- **Document segment**
You may recall some time ago there was a person who made a lot of noise about the majesty and the wonder of bears and set out to live among them. Do you remember what happened next? That’s right -- exactly what anyone with a modicum of sense could have told you was likely to happen eventually. I would suggest that you keep that thought firmly in your head the next time that you are tempted by the popular culture view of vampires. It is always good to keep some perspective on the larger picture of the thing.

Also, please refrain from beginning a social media campaign accusing me of maligning the poor creatures. I will point out that in the previously mentioned incident no rational person went around in the aftermath blaming the bears. They did what bears do. It was the humans involved that exercised poor decision making skills and paid the price for it. Likewise, I am not issuing an indictment against vampires. I am merely pointing out the facts of what vampires do. It is up to the humans involved to exercise their decision making skills appropriately. You have all the facts. I suggest you use them.

 

Werewolves Are Not for Watching

 

Werewolves are not in and of themselves a fantasy creature. They are, rather, a human being who happens to have been infected by a fantasy disease. Much like dealings with the Fae -- encounters with fantasy diseases do not generally end well for humans. It is not a pleasant condition to have (although the same could be said for most illnesses). The plight of a werewolf is compounded by their inability to go to anyone for help. An average human doctor would not believe them (and would not be able to offer any meaningful assistance in any case).

Their only hope of being reliably walked through the early stages is to come under the care of a mentor who has already sufficiently mastered the basics. Given the memory issues involved with the infection, there are high odds that the person who passed the infection on does not realize that they have done so. This complicates matters greatly and often leaves the newly infected at loose ends not realizing what it is that has happened to them until it is too late. Those are sad stories.

Many older werewolves throughout the years have made attempts at completing registries and tracking in an attempt to better control the situation, but that path is fraught with difficulties. There are many pitfalls involved in such an endeavor and many werewolves resent the loss of personal privacy that such attempts taken to their logical conclusion entail.

- **Data supplied**
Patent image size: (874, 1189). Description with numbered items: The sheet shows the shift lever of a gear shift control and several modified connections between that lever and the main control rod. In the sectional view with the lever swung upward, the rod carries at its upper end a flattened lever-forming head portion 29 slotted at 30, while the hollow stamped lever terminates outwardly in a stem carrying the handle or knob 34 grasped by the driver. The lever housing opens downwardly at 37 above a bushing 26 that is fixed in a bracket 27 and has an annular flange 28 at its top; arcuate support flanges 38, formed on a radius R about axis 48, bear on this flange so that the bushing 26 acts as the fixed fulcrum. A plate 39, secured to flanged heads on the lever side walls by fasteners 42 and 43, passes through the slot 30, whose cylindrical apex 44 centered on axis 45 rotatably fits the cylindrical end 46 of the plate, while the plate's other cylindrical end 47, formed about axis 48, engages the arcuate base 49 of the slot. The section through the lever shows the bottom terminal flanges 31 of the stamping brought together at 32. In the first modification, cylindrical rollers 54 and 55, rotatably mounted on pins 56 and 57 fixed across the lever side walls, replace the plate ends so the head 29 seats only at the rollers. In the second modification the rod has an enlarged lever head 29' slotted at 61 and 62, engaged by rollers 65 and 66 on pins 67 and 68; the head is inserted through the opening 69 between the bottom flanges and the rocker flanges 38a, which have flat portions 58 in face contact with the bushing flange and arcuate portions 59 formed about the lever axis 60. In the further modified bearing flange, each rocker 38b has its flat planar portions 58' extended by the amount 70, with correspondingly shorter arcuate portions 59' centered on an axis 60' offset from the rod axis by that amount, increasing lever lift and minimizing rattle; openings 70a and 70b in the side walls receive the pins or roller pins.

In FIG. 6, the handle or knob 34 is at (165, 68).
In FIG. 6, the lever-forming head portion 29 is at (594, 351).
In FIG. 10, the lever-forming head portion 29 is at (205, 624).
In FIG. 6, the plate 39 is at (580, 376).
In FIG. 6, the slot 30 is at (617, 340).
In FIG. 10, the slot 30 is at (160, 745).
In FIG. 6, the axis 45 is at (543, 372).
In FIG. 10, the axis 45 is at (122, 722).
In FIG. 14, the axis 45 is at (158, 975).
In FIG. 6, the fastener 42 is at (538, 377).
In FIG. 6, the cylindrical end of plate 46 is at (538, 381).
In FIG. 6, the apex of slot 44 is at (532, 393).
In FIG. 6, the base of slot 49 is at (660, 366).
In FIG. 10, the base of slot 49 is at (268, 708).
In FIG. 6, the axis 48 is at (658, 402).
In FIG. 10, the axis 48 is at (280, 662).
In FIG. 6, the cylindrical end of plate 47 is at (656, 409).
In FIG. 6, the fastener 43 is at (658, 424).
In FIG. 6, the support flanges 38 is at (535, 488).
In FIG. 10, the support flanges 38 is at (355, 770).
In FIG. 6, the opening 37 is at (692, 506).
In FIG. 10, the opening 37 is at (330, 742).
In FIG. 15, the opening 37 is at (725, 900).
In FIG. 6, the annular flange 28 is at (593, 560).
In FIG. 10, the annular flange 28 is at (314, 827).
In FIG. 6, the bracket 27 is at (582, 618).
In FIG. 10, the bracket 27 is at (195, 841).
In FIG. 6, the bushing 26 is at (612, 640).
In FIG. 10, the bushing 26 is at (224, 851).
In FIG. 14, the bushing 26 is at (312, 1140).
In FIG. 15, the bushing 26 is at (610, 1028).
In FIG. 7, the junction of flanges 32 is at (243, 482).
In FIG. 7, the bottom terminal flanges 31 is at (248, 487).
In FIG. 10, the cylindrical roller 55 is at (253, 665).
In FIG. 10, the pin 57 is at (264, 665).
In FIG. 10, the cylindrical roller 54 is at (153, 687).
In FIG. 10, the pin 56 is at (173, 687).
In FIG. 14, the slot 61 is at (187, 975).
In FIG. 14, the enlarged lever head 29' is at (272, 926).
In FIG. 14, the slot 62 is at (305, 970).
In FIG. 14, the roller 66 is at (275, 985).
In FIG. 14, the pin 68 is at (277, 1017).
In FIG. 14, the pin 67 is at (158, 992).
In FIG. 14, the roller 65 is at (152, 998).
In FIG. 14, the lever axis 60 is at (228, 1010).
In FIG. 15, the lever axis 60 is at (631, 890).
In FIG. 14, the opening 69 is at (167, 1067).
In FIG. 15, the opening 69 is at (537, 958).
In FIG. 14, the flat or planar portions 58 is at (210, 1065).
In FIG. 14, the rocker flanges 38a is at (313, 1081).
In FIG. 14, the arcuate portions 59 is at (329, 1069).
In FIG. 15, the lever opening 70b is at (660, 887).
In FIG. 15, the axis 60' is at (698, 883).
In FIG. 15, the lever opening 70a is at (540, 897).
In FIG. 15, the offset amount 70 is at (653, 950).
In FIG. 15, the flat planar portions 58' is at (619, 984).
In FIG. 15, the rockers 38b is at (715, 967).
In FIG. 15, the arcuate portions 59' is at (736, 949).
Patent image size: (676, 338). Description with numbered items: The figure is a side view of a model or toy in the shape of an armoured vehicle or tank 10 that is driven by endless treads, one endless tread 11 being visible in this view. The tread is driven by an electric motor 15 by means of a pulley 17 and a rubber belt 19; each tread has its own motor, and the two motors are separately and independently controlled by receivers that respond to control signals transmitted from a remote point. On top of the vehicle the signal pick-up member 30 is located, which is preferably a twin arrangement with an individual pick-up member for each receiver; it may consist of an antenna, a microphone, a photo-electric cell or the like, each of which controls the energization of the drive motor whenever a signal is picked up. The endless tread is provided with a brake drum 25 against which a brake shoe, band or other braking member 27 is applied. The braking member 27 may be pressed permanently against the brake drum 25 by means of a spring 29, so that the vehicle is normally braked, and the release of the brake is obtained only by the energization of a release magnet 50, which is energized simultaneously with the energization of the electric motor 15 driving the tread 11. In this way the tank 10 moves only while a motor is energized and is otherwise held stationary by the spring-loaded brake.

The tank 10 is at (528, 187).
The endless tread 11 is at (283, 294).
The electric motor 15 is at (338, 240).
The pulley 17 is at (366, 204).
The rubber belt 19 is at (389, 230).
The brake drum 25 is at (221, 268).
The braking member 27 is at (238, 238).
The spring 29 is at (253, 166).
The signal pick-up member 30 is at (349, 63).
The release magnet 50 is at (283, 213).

- **Instructions for the task**
Decide whether each statement agrees with the text on vampires and werewolves above. Answer yes or no and quote the deciding words. (a) Werewolves are a fantasy creature in and of themselves. (b) An average human doctor could not give a werewolf any meaningful help. (c) After the incident with the bears, rational people blamed the bears.

- **Written answer**
(a) No: "Werewolves are not in and of themselves a fantasy creature."
(b) Yes: "would not be able to offer any meaningful assistance in any case"
(c) No: "no rational person went around in the aftermath blaming the bears"